- **TASK INSTRUCTIONS**
Find each line with the word "чего" and copy it.

- **RECORDS SHOWN**
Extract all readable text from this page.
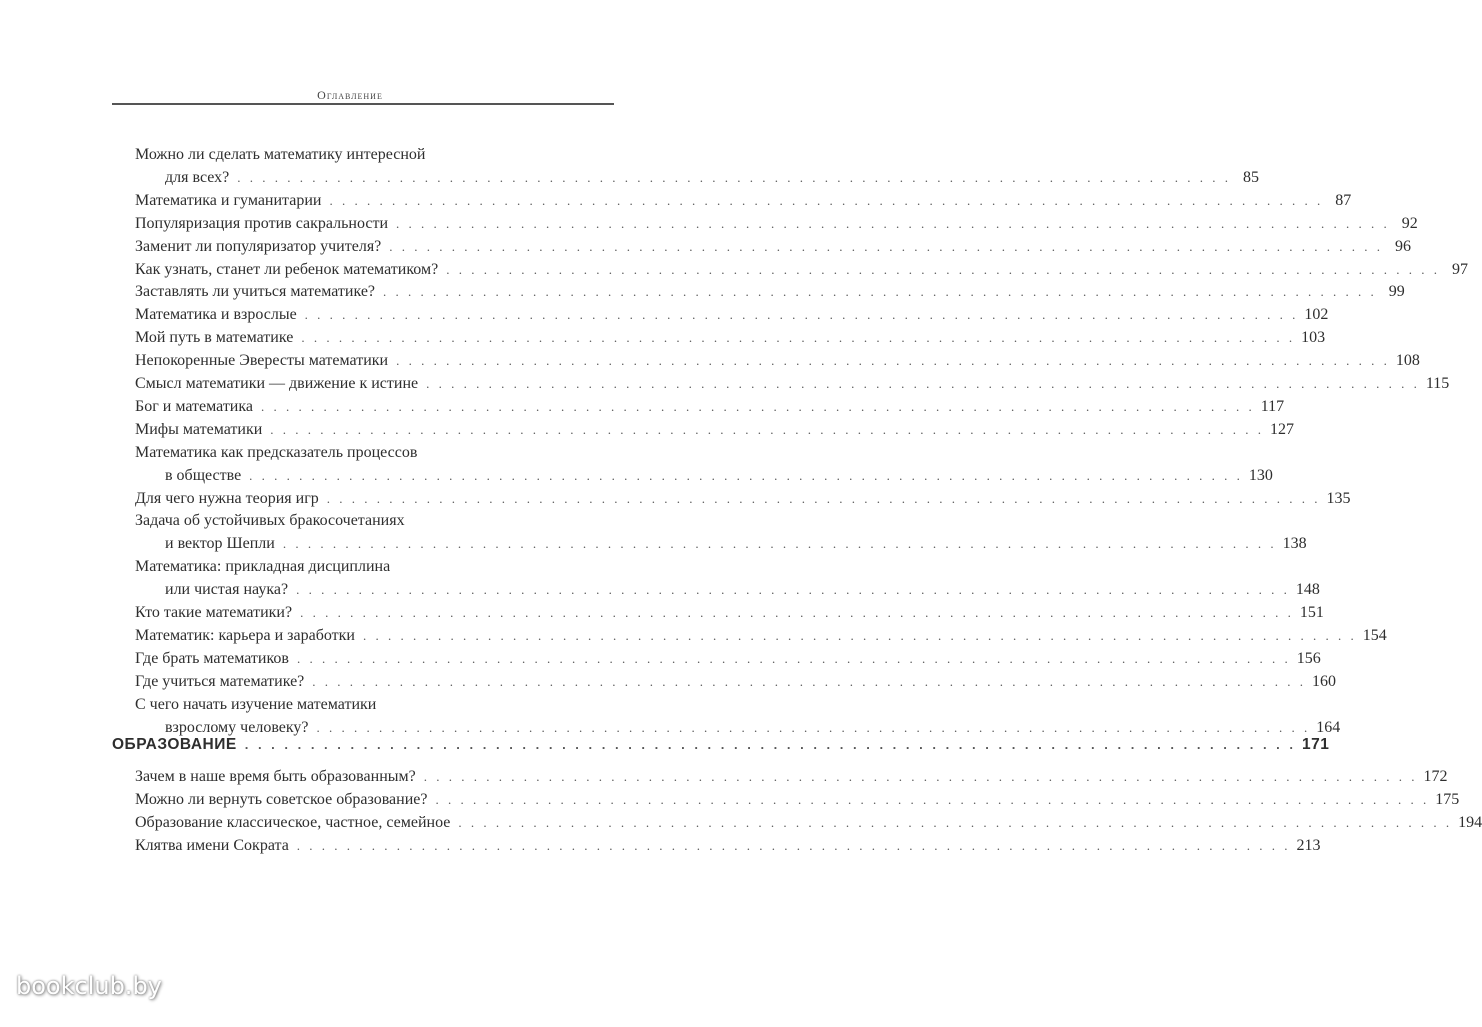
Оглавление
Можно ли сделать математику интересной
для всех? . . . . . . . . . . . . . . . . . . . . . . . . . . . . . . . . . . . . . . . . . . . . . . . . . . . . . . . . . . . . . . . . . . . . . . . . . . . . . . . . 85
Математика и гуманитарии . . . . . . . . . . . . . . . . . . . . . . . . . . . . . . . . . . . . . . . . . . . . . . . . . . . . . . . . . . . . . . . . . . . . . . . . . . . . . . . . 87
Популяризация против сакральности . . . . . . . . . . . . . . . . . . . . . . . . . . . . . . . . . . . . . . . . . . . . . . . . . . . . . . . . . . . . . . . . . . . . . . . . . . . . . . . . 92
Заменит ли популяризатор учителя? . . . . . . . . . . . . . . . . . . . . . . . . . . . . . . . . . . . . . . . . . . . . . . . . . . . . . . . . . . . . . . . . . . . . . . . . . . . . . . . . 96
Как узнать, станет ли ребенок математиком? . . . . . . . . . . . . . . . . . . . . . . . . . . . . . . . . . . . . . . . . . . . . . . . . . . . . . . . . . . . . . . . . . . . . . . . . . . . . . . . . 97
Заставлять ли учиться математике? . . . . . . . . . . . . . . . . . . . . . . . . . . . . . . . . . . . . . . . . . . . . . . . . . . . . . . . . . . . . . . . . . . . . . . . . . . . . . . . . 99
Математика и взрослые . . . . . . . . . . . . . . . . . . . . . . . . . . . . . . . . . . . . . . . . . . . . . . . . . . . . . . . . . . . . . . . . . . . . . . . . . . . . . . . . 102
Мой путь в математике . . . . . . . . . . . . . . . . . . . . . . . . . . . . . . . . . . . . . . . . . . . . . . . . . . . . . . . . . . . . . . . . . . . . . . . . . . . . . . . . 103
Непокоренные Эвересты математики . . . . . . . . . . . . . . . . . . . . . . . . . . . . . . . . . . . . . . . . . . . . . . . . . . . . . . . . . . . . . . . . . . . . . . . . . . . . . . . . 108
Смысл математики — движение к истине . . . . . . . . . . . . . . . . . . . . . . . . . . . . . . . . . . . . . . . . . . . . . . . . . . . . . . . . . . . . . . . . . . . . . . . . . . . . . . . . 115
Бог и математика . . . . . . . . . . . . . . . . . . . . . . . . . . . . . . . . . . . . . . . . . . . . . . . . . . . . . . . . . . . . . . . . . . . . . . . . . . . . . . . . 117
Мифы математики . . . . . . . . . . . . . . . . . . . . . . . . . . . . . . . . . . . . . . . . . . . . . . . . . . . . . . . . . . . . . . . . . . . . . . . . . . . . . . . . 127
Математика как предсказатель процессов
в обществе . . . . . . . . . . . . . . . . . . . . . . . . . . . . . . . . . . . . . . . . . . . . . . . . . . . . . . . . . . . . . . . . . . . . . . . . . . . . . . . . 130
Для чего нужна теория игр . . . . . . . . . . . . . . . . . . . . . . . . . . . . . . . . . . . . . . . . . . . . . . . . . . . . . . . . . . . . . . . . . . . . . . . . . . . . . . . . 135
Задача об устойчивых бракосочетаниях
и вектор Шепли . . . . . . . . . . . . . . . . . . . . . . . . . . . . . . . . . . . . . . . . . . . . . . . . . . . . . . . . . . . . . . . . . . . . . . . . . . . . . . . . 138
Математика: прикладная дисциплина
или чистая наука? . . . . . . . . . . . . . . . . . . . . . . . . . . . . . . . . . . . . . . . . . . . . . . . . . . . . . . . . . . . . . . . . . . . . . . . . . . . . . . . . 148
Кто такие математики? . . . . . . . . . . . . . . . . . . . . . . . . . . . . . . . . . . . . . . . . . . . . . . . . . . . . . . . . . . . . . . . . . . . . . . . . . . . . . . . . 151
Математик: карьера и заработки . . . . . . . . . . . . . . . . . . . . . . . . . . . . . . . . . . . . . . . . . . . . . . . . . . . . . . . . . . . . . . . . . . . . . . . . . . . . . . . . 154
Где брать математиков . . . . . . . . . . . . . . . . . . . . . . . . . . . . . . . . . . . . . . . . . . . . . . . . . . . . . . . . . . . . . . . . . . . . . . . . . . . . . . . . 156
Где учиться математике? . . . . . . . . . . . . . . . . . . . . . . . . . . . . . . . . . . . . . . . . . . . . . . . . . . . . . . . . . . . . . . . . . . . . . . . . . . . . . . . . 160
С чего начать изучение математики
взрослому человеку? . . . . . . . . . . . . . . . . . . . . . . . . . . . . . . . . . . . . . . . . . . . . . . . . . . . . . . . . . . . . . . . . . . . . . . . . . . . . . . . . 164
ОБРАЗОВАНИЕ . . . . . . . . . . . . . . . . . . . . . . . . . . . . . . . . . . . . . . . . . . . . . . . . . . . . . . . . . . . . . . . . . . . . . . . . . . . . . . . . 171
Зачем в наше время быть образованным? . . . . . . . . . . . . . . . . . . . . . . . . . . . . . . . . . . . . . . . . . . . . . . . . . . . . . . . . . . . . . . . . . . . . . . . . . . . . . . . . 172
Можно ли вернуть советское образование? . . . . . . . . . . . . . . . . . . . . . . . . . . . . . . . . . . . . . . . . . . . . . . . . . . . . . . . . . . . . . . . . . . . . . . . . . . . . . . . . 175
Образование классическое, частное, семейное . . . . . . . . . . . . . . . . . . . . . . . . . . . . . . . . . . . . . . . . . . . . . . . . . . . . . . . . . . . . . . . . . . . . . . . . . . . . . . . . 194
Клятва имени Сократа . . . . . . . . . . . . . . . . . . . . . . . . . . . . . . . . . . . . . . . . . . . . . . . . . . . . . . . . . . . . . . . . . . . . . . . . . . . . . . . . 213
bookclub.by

- **WRITTEN ANSWER**
Для чего нужна теория игр . . . . . . . . . . . . . . . . . . . . . . . . . . . . . . . . . . . . . . . . . . . . . . . . . . . . . . . . . . . . . . . . . . . . . . . . . . . . . . . . 135
С чего начать изучение математики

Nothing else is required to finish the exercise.